=== Required task ===
Present every line in which the string "title" appears.

─── Rows ───

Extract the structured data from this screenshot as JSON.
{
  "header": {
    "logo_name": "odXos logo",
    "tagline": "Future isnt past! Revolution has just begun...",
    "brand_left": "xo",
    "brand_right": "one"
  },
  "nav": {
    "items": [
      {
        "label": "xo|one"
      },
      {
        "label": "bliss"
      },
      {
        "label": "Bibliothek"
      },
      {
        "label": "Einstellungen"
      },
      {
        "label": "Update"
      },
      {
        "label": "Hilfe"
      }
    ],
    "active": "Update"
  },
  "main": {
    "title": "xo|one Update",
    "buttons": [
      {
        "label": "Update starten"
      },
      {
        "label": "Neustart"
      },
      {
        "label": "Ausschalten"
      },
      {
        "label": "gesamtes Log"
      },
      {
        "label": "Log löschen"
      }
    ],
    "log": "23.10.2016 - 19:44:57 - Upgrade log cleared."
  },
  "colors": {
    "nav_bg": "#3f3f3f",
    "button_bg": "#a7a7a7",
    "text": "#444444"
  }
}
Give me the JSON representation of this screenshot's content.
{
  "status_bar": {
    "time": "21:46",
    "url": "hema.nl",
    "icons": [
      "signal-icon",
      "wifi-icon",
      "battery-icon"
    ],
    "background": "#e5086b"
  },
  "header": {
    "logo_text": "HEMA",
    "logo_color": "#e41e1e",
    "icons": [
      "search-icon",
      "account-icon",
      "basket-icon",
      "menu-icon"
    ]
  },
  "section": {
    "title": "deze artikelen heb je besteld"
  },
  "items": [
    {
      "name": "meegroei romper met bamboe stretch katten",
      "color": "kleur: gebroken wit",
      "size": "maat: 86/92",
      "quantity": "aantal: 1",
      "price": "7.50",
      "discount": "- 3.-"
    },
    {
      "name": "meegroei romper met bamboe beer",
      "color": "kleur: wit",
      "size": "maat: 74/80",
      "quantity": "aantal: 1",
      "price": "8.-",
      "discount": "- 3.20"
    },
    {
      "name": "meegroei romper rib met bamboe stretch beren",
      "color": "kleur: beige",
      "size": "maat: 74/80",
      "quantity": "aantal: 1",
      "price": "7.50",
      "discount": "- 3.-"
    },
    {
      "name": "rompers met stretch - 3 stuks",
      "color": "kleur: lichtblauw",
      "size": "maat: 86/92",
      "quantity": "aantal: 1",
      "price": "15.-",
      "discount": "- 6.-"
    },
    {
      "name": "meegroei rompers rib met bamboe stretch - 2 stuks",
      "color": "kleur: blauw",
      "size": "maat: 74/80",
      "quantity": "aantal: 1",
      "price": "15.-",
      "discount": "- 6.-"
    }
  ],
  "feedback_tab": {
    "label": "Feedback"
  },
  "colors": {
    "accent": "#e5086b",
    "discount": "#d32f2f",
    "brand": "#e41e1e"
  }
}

───

=== Output ===
    "title": "xo|one Update",
    "title": "deze artikelen heb je besteld"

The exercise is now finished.